__Task__: Pull every line containing "video" from the entries.

__Entries shown__:
··········
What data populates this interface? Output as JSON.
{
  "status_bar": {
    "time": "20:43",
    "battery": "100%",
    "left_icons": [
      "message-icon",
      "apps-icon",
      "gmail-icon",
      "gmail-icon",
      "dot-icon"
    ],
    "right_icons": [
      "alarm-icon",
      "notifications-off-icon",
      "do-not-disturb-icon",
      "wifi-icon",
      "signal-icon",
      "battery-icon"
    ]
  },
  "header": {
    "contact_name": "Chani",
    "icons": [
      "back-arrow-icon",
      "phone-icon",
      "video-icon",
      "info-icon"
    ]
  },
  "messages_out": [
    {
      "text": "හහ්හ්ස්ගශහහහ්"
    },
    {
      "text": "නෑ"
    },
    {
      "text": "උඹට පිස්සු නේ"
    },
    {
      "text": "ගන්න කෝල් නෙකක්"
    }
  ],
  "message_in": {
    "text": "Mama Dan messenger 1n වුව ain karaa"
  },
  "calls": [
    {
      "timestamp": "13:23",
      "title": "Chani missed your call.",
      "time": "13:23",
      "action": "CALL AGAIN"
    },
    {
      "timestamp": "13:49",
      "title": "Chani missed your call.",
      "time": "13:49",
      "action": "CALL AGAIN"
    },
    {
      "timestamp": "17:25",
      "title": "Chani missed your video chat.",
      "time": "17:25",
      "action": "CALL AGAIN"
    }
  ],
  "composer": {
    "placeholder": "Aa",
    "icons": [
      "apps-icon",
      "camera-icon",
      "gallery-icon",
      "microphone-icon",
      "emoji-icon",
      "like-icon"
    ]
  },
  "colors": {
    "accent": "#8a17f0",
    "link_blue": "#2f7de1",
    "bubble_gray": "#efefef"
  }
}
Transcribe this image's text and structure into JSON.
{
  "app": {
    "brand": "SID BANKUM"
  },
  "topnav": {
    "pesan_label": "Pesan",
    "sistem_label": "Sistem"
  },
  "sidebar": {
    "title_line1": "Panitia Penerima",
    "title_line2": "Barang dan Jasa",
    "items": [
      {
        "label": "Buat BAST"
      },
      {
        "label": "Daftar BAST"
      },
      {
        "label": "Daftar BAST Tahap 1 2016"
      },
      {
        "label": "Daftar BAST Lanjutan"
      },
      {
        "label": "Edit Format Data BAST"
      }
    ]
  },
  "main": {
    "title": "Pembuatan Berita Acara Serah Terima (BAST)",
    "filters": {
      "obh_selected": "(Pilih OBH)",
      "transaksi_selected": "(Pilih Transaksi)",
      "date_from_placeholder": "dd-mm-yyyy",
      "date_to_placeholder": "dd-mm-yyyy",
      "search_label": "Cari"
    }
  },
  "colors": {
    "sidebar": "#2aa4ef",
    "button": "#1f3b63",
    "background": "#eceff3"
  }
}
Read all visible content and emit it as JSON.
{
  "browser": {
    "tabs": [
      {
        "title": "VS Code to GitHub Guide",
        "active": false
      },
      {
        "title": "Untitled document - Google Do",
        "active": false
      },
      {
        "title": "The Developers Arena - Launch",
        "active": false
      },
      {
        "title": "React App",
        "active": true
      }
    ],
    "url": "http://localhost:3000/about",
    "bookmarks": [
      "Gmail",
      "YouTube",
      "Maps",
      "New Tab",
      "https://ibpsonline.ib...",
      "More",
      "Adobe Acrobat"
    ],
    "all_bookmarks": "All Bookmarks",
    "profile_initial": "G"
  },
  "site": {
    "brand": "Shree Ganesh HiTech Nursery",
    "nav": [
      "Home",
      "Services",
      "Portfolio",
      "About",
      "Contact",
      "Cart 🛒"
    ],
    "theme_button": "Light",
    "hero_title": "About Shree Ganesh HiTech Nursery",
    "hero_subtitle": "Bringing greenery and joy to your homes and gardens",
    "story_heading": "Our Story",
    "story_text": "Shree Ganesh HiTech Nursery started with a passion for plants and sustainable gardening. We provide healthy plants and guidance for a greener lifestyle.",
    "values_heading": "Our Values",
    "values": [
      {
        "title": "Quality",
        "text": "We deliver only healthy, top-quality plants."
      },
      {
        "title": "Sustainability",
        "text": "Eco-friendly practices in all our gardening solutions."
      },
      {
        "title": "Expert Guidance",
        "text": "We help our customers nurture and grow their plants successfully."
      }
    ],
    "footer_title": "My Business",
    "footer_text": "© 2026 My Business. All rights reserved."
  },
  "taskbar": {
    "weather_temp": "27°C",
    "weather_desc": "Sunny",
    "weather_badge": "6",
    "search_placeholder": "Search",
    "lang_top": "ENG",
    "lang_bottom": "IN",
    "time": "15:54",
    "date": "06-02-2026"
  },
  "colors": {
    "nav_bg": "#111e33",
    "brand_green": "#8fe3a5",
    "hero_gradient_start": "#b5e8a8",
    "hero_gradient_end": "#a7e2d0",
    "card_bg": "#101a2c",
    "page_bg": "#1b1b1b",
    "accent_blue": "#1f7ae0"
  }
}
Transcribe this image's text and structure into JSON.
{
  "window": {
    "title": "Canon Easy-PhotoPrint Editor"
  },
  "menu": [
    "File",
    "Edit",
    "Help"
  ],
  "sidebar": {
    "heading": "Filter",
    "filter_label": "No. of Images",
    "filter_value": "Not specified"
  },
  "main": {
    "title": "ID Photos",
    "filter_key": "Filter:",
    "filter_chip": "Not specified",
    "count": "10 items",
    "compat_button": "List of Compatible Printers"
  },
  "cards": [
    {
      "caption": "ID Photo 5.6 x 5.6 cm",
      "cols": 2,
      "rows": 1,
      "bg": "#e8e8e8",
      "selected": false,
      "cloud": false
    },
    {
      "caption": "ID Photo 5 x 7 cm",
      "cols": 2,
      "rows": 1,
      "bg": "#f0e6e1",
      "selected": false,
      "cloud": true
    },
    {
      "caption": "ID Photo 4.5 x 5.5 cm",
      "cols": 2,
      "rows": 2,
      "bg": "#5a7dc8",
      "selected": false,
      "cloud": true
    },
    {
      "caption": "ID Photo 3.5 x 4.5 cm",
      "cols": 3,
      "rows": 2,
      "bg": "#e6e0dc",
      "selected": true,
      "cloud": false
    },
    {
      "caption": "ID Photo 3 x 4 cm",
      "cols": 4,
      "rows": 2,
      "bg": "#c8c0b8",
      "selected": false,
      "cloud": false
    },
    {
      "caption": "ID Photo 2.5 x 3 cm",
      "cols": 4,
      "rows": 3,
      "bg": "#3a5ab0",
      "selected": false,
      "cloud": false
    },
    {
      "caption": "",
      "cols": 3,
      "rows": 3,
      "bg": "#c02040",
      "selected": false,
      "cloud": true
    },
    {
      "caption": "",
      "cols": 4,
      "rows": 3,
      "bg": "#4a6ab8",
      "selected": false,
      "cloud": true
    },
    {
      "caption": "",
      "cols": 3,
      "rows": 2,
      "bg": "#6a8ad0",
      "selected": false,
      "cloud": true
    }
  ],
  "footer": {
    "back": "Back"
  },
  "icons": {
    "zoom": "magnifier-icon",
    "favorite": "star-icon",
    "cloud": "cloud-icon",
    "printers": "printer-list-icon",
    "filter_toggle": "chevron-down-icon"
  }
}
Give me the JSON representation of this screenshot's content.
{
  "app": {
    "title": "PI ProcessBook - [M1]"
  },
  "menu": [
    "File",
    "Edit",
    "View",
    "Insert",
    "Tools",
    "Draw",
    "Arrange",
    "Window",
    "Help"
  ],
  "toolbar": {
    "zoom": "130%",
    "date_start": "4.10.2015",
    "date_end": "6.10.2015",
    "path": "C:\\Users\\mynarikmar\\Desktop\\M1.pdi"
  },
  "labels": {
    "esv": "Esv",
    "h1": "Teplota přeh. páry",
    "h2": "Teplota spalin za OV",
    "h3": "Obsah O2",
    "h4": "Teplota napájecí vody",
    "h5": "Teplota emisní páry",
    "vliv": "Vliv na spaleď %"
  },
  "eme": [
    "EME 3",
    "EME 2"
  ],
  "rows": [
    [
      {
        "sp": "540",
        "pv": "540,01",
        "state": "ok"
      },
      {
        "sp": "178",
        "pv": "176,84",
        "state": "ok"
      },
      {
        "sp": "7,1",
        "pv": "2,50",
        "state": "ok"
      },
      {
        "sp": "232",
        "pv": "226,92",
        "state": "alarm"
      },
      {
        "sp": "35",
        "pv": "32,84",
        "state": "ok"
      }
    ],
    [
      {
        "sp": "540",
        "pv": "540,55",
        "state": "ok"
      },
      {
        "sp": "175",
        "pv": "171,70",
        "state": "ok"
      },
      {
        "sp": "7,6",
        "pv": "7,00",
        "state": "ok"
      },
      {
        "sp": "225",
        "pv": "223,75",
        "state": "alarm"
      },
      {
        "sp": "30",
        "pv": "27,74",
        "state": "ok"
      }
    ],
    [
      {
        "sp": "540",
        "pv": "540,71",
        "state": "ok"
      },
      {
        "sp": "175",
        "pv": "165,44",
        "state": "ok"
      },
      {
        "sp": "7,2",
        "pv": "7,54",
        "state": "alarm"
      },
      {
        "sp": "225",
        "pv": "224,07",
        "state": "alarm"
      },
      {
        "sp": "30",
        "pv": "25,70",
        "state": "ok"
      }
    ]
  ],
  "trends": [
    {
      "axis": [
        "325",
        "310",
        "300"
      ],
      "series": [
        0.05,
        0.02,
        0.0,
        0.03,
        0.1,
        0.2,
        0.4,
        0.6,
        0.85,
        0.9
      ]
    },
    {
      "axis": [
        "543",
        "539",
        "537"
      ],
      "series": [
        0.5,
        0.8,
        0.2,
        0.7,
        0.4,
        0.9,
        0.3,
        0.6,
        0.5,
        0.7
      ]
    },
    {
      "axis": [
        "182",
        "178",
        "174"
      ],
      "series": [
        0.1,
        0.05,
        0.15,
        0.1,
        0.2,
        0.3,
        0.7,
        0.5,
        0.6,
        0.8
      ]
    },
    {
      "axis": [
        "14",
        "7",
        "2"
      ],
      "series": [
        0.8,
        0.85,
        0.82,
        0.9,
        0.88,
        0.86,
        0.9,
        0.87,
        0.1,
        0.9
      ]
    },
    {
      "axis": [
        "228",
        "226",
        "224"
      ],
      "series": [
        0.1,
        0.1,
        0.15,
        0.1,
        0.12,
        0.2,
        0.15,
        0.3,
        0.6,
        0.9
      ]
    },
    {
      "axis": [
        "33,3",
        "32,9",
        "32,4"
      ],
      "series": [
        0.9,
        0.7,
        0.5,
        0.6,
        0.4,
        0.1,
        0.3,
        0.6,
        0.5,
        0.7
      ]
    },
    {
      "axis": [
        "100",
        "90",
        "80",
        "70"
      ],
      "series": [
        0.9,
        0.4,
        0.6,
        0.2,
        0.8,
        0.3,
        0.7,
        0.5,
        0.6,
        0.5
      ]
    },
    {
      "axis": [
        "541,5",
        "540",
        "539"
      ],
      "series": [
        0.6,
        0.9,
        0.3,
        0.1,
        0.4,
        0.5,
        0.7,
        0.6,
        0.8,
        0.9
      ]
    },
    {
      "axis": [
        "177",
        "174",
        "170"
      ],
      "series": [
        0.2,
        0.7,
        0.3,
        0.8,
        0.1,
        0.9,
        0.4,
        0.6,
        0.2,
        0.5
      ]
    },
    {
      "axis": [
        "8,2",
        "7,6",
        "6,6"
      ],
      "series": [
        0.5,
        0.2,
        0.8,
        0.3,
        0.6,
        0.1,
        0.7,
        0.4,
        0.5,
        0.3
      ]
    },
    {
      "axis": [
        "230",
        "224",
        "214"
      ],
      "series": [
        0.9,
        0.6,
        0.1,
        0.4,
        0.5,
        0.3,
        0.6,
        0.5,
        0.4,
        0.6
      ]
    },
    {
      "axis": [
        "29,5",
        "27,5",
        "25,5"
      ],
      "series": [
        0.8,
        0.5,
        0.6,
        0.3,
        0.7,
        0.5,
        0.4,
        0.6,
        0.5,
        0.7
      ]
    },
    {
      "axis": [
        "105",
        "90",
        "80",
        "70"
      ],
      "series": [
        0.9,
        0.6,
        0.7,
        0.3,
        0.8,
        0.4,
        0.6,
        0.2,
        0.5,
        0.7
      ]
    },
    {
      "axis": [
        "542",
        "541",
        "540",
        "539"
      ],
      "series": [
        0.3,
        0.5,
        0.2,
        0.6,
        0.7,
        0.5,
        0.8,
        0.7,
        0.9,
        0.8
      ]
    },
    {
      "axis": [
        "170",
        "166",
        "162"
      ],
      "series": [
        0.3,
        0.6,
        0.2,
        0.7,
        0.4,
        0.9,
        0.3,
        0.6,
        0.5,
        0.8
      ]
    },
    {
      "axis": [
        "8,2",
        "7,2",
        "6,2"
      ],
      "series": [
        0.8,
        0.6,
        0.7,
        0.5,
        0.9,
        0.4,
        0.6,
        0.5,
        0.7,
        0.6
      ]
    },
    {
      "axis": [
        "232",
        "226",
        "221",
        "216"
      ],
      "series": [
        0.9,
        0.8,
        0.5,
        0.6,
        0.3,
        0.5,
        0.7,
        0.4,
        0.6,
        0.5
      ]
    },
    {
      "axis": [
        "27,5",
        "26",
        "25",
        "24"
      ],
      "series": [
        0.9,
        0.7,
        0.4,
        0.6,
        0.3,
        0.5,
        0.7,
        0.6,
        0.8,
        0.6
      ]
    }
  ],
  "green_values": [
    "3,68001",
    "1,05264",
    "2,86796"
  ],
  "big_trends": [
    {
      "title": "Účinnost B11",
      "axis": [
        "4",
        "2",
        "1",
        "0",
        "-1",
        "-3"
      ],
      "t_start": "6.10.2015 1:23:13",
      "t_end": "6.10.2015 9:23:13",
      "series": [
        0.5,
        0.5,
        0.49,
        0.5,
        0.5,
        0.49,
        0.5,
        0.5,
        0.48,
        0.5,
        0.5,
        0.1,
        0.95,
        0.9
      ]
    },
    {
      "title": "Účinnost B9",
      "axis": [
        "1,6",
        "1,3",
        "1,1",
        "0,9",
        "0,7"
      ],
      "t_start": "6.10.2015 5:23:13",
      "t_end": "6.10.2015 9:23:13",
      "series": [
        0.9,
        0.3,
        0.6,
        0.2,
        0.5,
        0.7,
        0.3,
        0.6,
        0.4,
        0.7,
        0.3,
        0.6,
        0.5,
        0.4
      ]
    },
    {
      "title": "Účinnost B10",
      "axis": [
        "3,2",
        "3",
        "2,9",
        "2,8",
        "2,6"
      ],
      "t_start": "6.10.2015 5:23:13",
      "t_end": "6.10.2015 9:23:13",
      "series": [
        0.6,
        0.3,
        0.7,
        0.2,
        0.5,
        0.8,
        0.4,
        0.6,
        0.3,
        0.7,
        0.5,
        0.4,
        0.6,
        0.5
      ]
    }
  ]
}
··········
__Task result__:
      "video-icon",
      "title": "Chani missed your video chat.",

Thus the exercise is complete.